### [What the task asks]
Reproduce the lines between the line holding "bar-2019-q3 xyxy=(951,437,959,518)" and the line holding "x-axis-label-2000: 2000 xyxy=(172,688,255,729)", inclusive, and nothing else.
--- begin ---
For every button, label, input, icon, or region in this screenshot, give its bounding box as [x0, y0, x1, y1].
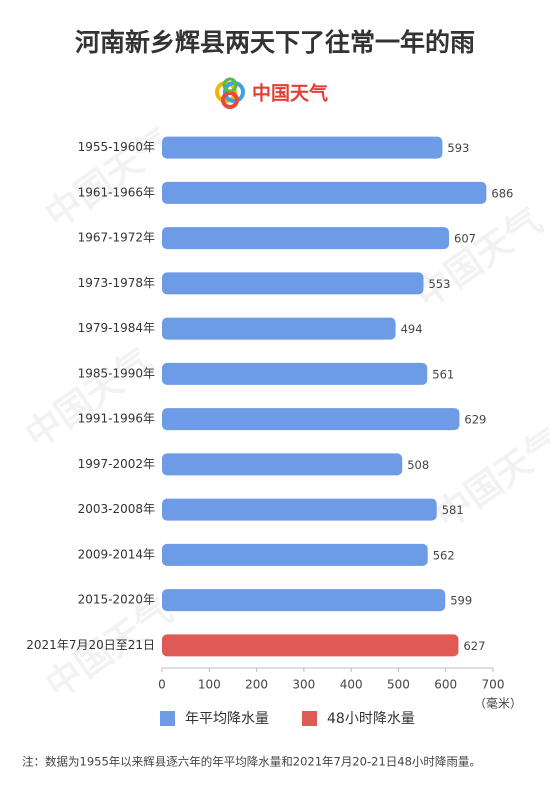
y-tick-label: 1979-1984年	[78, 321, 155, 335]
y-tick-label: 1985-1990年	[78, 366, 155, 380]
bar	[162, 272, 424, 295]
legend-label: 年平均降水量	[185, 711, 269, 727]
x-tick-label: 0	[158, 678, 166, 692]
bar	[162, 408, 460, 431]
chart-title: 河南新乡辉县两天下了往常一年的雨	[75, 28, 475, 57]
value-label: 599	[450, 594, 472, 608]
bar	[162, 362, 428, 385]
x-tick-label: 400	[340, 678, 363, 692]
brand-logo	[215, 77, 245, 109]
x-unit: （毫米）	[474, 696, 522, 711]
value-label: 508	[407, 458, 429, 472]
y-tick-label: 1997-2002年	[78, 457, 155, 471]
brand-name: 中国天气	[252, 82, 328, 105]
bar	[162, 317, 396, 340]
bar	[162, 589, 446, 612]
value-label: 607	[454, 232, 476, 246]
bar	[162, 136, 443, 159]
y-tick-label: 2009-2014年	[78, 547, 155, 561]
plot: 0 100 200 300 400 500 600 700 1955-1960年 1961-196…	[26, 136, 513, 692]
x-tick-label: 700	[482, 678, 505, 692]
y-tick-label: 1991-1996年	[78, 412, 155, 426]
bar	[162, 543, 428, 566]
note: 注：数据为1955年以来辉县逐六年的年平均降水量和2021年7月20-21日48…	[22, 755, 481, 769]
value-label: 629	[464, 413, 486, 427]
value-label: 553	[428, 277, 450, 291]
value-label: 561	[432, 367, 454, 381]
bar	[162, 227, 450, 250]
bar	[162, 181, 487, 204]
y-tick-label: 2021年7月20日至21日	[26, 638, 155, 652]
bar	[162, 634, 459, 657]
y-tick-label: 1955-1960年	[78, 140, 155, 154]
bar	[162, 453, 403, 476]
legend-swatch	[302, 711, 317, 726]
value-label: 627	[463, 639, 485, 653]
value-label: 593	[447, 141, 469, 155]
x-tick-label: 500	[387, 678, 410, 692]
x-tick-label: 600	[434, 678, 457, 692]
x-tick-label: 200	[245, 678, 268, 692]
x-tick-label: 100	[198, 678, 221, 692]
legend-label: 48小时降水量	[327, 711, 415, 727]
value-label: 562	[433, 548, 455, 562]
value-label: 581	[442, 503, 464, 517]
y-tick-label: 1961-1966年	[78, 185, 155, 199]
x-tick-label: 300	[292, 678, 315, 692]
y-tick-label: 1967-1972年	[78, 231, 155, 245]
value-label: 494	[401, 322, 423, 336]
legend-swatch	[160, 711, 175, 726]
bar	[162, 498, 437, 521]
y-tick-label: 2015-2020年	[78, 593, 155, 607]
y-tick-label: 2003-2008年	[78, 502, 155, 516]
value-label: 686	[491, 186, 513, 200]
y-tick-label: 1973-1978年	[78, 276, 155, 290]
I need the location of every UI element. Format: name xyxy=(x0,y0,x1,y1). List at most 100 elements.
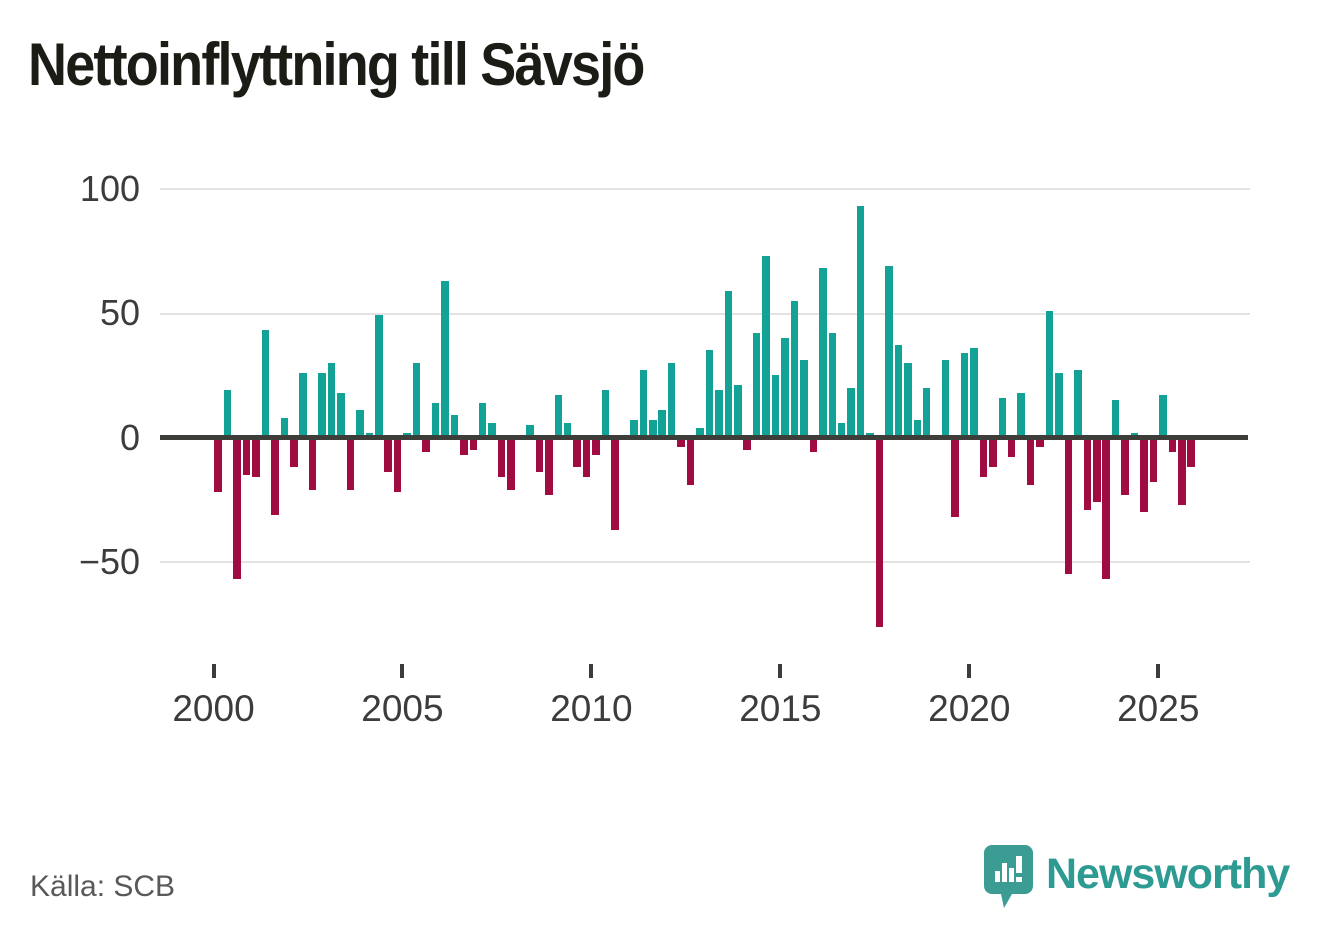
bar-2019-q3 xyxy=(951,437,959,518)
bar-2003-q3 xyxy=(346,437,355,490)
bar-2025-q2 xyxy=(1168,437,1177,453)
bar-2000-q3 xyxy=(233,437,241,580)
bar-2015-q4 xyxy=(809,437,818,453)
bar-2025-q3 xyxy=(1178,437,1186,505)
bar-2019-q2 xyxy=(941,360,950,438)
bar-2022-q3 xyxy=(1064,437,1073,575)
bar-2015-q3 xyxy=(800,360,808,438)
bar-2001-q4 xyxy=(280,417,289,438)
x-axis-label-2000: 2000 xyxy=(172,688,255,729)
bar-2005-q4 xyxy=(431,402,440,438)
bar-2002-q3 xyxy=(308,437,317,490)
bar-2015-q2 xyxy=(790,300,799,438)
x-axis-label-2015: 2015 xyxy=(739,688,822,729)
bar-2004-q3 xyxy=(384,437,392,473)
bar-2001-q3 xyxy=(271,437,279,515)
bar-2020-q3 xyxy=(989,437,997,468)
bar-2001-q2 xyxy=(261,330,270,438)
bar-2023-q2 xyxy=(1093,437,1101,503)
bar-2024-q3 xyxy=(1140,437,1148,513)
gridline-y-50 xyxy=(160,561,1250,563)
y-axis-label--50: −50 xyxy=(78,540,140,582)
bar-2025-q1 xyxy=(1159,395,1167,438)
bar-2013-q1 xyxy=(705,350,714,438)
bar-2016-q2 xyxy=(828,332,836,438)
y-axis-label-0: 0 xyxy=(119,416,140,458)
x-axis-tick-2025 xyxy=(1156,664,1161,678)
bar-2018-q2 xyxy=(904,362,912,438)
bar-2016-q1 xyxy=(819,268,827,438)
bar-2009-q4 xyxy=(582,437,591,478)
x-axis-label-2005: 2005 xyxy=(361,688,444,729)
bar-2014-q4 xyxy=(771,375,780,438)
bar-2021-q4 xyxy=(1036,437,1044,448)
bar-2004-q4 xyxy=(393,437,402,493)
bar-2020-q2 xyxy=(979,437,988,478)
bar-2006-q2 xyxy=(450,415,459,438)
bar-2012-q1 xyxy=(667,362,676,438)
bar-2013-q4 xyxy=(734,385,742,438)
bar-2018-q4 xyxy=(922,387,931,438)
gridline-y100 xyxy=(160,188,1250,190)
bar-2005-q2 xyxy=(412,362,421,438)
bar-2012-q3 xyxy=(686,437,695,485)
bar-2002-q4 xyxy=(318,372,326,438)
source-label: Källa: SCB xyxy=(30,870,176,903)
bar-2003-q1 xyxy=(327,362,336,438)
bar-2000-q4 xyxy=(242,437,251,475)
bar-2017-q3 xyxy=(875,437,884,627)
bar-2011-q2 xyxy=(639,370,648,438)
bar-2000-q2 xyxy=(223,390,232,438)
x-axis-zero-line xyxy=(160,435,1248,440)
bar-2012-q2 xyxy=(677,437,685,448)
x-axis-tick-2020 xyxy=(967,664,972,678)
bar-2008-q4 xyxy=(545,437,553,495)
bar-2023-q4 xyxy=(1111,400,1120,438)
bar-2020-q1 xyxy=(970,347,978,438)
bar-2014-q1 xyxy=(743,437,751,450)
bar-2014-q2 xyxy=(752,332,761,438)
bar-2013-q3 xyxy=(724,290,733,438)
bar-2011-q3 xyxy=(649,420,657,438)
bar-2005-q3 xyxy=(422,437,430,453)
bar-2023-q3 xyxy=(1102,437,1110,580)
x-axis-label-2020: 2020 xyxy=(928,688,1011,729)
bar-2012-q4 xyxy=(696,427,704,438)
bar-2000-q1 xyxy=(214,437,222,493)
bar-2003-q4 xyxy=(356,410,364,438)
bar-2002-q2 xyxy=(299,372,307,438)
bar-2025-q4 xyxy=(1187,437,1195,468)
bar-2021-q2 xyxy=(1017,392,1025,438)
bar-2003-q2 xyxy=(337,392,345,438)
bar-2006-q3 xyxy=(460,437,468,455)
bar-2002-q1 xyxy=(290,437,298,468)
bar-2024-q1 xyxy=(1121,437,1129,495)
bar-2008-q3 xyxy=(535,437,544,473)
bar-2021-q3 xyxy=(1026,437,1035,485)
bar-2022-q2 xyxy=(1055,372,1063,438)
x-axis-tick-2000 xyxy=(211,664,216,678)
bar-2014-q3 xyxy=(762,255,770,438)
bar-2024-q4 xyxy=(1149,437,1158,483)
y-axis-label-50: 50 xyxy=(99,292,140,333)
newsworthy-pin-barchart-icon xyxy=(984,845,1033,908)
bar-2011-q4 xyxy=(658,410,666,438)
bar-2008-q2 xyxy=(526,425,534,438)
y-axis-label-100: 100 xyxy=(79,168,140,209)
bar-2016-q3 xyxy=(837,422,846,438)
bar-2022-q4 xyxy=(1074,370,1082,438)
bar-2007-q1 xyxy=(478,402,487,438)
bar-2018-q1 xyxy=(894,345,903,438)
bar-2023-q1 xyxy=(1083,437,1092,510)
bar-2017-q1 xyxy=(856,205,865,438)
bar-2007-q4 xyxy=(507,437,515,490)
bar-2009-q3 xyxy=(573,437,581,468)
bar-2011-q1 xyxy=(630,420,638,438)
bar-2018-q3 xyxy=(913,420,922,438)
bar-2020-q4 xyxy=(998,397,1007,438)
bar-2009-q1 xyxy=(554,395,563,438)
bar-2006-q1 xyxy=(441,280,449,438)
x-axis-tick-2005 xyxy=(400,664,405,678)
bar-2010-q2 xyxy=(601,390,610,438)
--- end ---
### [Exercise solution]
bar-2019-q3 xyxy=(951,437,959,518)
bar-2003-q3 xyxy=(346,437,355,490)
bar-2025-q2 xyxy=(1168,437,1177,453)
bar-2000-q3 xyxy=(233,437,241,580)
bar-2015-q4 xyxy=(809,437,818,453)
bar-2025-q3 xyxy=(1178,437,1186,505)
bar-2019-q2 xyxy=(941,360,950,438)
bar-2022-q3 xyxy=(1064,437,1073,575)
bar-2015-q3 xyxy=(800,360,808,438)
bar-2001-q4 xyxy=(280,417,289,438)
x-axis-label-2000: 2000 xyxy=(172,688,255,729)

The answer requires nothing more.